What you have to do :: Scan the lines below; pull out those with "intercept".

Provided records ::
BEGIN
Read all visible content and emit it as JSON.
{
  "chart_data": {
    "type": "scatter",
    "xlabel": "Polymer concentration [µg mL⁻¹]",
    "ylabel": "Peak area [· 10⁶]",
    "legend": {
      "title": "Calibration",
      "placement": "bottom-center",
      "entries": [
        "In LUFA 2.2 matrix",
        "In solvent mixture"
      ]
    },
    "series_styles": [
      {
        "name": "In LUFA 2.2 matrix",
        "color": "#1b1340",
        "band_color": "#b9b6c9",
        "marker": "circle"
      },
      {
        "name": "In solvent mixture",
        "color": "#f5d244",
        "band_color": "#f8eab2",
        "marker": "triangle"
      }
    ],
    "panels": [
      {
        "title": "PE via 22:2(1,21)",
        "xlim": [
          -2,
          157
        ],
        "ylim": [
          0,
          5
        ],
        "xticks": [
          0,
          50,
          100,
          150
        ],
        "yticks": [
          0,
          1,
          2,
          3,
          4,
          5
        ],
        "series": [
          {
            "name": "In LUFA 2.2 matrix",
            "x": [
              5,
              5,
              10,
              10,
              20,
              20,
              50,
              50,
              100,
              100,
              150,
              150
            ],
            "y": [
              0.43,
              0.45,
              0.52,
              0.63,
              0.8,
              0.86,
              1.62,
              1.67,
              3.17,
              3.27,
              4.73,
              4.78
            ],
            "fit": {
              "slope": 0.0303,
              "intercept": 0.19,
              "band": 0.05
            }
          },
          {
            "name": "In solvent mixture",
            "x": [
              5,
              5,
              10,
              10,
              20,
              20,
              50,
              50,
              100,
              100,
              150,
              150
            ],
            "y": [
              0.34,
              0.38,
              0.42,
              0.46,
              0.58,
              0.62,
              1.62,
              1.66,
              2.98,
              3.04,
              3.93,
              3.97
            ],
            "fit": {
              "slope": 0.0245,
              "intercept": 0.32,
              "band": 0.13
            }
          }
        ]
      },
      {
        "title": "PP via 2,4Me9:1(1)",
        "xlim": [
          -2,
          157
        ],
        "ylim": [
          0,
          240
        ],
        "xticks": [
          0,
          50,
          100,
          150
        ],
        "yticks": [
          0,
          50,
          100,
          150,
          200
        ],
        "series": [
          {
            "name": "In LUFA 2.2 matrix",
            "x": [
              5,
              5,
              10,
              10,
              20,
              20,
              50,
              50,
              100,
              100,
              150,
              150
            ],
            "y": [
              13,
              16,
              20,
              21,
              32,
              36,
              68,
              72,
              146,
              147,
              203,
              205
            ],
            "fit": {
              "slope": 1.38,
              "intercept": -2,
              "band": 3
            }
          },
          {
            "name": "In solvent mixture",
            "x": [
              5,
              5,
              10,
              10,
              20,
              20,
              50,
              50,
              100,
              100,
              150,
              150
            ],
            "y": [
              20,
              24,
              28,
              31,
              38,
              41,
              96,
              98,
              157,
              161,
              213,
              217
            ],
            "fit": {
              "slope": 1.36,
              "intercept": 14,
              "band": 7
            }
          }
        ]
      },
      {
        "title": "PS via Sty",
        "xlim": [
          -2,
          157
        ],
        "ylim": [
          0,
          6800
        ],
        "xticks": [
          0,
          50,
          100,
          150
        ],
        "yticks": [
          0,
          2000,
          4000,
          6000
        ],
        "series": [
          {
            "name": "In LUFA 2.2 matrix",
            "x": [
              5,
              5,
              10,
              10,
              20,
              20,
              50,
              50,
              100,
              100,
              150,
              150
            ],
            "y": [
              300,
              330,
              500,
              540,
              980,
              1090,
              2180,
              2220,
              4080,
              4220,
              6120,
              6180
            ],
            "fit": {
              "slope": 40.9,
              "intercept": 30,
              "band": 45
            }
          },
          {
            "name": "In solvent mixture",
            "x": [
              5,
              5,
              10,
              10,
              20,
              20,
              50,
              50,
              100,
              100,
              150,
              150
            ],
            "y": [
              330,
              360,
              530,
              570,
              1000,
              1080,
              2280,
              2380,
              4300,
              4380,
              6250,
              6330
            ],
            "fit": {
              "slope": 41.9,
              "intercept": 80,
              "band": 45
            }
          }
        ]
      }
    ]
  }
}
END
Exercise response ::
              "intercept": 0.19,
              "intercept": 0.32,
              "intercept": -2,
              "intercept": 14,
              "intercept": 30,
              "intercept": 80,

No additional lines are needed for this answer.